Arring NM, Barton DL, Brooks T, Zick SM. Integrative therapies for cancer-related fatigue.  Cancer J. 2019;25(5):349-356. doi:10.1097/PPO.0000000000000396

Tall_Allen profile image
Tall_Allen

Someone posts such stuff all the time - I suppose they imagine they are being helpful, like chicken little. Before anyone takes the leap to concluding that ADT causes dementia from yet another retrospective observational study or review of such (1,000 x 0 = 0), one should ask oneself if there is obvious "selection bias" that accounts for the association. There is. Men who don't take ADT for their diagnosed prostate cancer generally don't need it. Men who take ADT, generally do. So the increased observation of dementia in men who take ADT has a lot to do with the debilitating effects of advanced cancer. In studies where the degree of cancer is corrected for, no such association is found.

For example:

"A multivariate analysis for dementia incidence showed no significance of ADT type or use duration among patients with PC (p > 0.05), whereas old age, obesity, regional SEER stage, a history of cerebrovascular disease, and a high Charlson Comorbidity Index were significant factors for dementia (p < 0.05). Insignificant correlation was observed between ADT and the incidence of dementia based on the extension survival model with PSM among patients with PC.

ncbi.nlm.nih.gov/pmc/articl...

"In this population-based study, the use of ADT was not associated with an increased risk of dementia. "

Data entries:
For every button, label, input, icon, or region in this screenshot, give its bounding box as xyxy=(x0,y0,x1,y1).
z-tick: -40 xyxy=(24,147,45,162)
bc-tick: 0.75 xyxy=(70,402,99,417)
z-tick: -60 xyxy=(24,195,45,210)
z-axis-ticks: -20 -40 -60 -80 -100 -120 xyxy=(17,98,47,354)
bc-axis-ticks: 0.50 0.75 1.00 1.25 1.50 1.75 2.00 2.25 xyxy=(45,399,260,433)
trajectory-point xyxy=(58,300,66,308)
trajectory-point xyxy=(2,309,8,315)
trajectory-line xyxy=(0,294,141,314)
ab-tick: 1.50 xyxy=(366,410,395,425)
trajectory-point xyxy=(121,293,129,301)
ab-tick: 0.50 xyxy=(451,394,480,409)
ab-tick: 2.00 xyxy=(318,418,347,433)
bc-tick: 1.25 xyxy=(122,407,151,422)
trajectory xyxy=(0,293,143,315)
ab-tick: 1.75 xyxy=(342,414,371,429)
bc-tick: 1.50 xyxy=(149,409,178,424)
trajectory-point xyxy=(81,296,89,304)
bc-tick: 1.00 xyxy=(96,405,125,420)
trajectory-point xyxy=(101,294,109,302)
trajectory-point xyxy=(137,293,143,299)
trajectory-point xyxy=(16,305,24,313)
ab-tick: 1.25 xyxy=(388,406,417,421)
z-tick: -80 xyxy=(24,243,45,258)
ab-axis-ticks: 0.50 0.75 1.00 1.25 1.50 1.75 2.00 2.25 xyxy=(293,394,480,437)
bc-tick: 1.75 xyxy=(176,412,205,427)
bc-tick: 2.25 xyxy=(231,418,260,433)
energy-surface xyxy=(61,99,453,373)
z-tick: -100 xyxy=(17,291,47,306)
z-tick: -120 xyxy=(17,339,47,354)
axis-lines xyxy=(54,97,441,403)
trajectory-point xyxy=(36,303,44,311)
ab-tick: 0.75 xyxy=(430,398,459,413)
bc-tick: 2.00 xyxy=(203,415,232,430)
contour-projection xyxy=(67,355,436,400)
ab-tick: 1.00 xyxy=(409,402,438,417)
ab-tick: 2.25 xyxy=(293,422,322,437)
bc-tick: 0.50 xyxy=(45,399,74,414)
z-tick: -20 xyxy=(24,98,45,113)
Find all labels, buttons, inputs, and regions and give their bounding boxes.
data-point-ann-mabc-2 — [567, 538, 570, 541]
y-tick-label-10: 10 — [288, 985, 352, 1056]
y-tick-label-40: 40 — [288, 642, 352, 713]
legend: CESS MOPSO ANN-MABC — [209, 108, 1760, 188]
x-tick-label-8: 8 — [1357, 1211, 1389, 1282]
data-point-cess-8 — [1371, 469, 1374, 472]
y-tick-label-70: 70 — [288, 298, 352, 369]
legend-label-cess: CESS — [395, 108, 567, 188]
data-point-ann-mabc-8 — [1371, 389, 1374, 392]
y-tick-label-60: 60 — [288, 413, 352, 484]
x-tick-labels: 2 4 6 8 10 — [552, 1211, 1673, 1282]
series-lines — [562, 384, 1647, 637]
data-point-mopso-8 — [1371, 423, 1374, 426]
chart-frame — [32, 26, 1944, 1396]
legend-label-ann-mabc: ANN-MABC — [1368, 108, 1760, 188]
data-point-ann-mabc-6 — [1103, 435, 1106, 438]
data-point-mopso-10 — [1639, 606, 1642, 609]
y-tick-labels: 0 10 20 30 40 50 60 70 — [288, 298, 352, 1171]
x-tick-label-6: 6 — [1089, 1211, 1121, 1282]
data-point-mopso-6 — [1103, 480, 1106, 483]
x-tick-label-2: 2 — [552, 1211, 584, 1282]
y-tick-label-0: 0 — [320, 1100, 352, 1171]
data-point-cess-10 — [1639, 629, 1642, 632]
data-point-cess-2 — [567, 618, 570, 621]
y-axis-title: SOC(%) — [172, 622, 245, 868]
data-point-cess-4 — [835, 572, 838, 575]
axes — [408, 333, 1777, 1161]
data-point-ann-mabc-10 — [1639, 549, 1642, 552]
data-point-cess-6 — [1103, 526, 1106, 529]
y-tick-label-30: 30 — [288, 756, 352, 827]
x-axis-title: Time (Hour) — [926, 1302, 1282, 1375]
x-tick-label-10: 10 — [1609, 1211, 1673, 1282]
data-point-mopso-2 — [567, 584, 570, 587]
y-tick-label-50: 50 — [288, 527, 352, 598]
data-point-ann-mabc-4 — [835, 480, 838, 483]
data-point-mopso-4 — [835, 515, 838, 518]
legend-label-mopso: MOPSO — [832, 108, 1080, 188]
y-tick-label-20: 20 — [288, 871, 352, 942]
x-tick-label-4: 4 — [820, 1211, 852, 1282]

● **Required work**:
[1] Repeat the passage from the post on ADT and dementia, from "Arring NM, Barton" up to and including "association is found.".
[2] Pick up the post on ADT and dementia after its last sentence and continue it.

● **Task-by-task results**:
[1]
Arring NM, Barton DL, Brooks T, Zick SM. Integrative therapies for cancer-related fatigue.  Cancer J. 2019;25(5):349-356. doi:10.1097/PPO.0000000000000396

Tall_Allen profile image
Tall_Allen

Someone posts such stuff all the time - I suppose they imagine they are being helpful, like chicken little. Before anyone takes the leap to concluding that ADT causes dementia from yet another retrospective observational study or review of such (1,000 x 0 = 0), one should ask oneself if there is obvious "selection bias" that accounts for the association. There is. Men who don't take ADT for their diagnosed prostate cancer generally don't need it. Men who take ADT, generally do. So the increased observation of dementia in men who take ADT has a lot to do with the debilitating effects of advanced cancer. In studies where the degree of cancer is corrected for, no such association is found.

[2]
ascopubs.org/doi/full/10.12...

"These data suggest that ADT treatment has no hazard for AD and no meaningful hazard for dementia among men age 67 years or older who are enrolled in Medicare."

ascopubs.org/doi/full/10.12...

"We concluded that there was no difference in the risk of subsequent dementia between PC patients who did and those who did not receive ADT."

ncbi.nlm.nih.gov/pmc/articl...

"Our analysis of FDA MedWatch adverse event data reports does not support the idea that androgen deprivation therapy per se is associated with Alzheimer’s disease or cognitive dysfunction. Perhaps the prostate cancer itself, or the stress it imposes on the man who has it, may be detrimental to mood and intellect, increasing susceptibility to Alzheimer’s disease and cognitive disorder."

ncbi.nlm.nih.gov/pmc/articl...

Graham49 profile image
Graham49 in reply to Tall_Allen

The main concern is fatigue and cognitive ability. I don’t know why are you going on about dementia and Alzheimer’s. Nobody mentioned dementia or Alzheimer’s. Perhaps you think you are being helpful, like Chicken Little.

Tall_Allen profile image
Tall_Allen in reply to Graham49

Because that's what you posted.

"second generation anti-androgens associated with cognitive and functional toxic effects: This study of 12 randomized clinical trials comprising 13 524 participants observed an increased risk of cognitive toxic effects, fatigue, and falls among individuals treated with second-generation AAs (abiraterone, apalutamide, darolutamide, or enzalutamide)."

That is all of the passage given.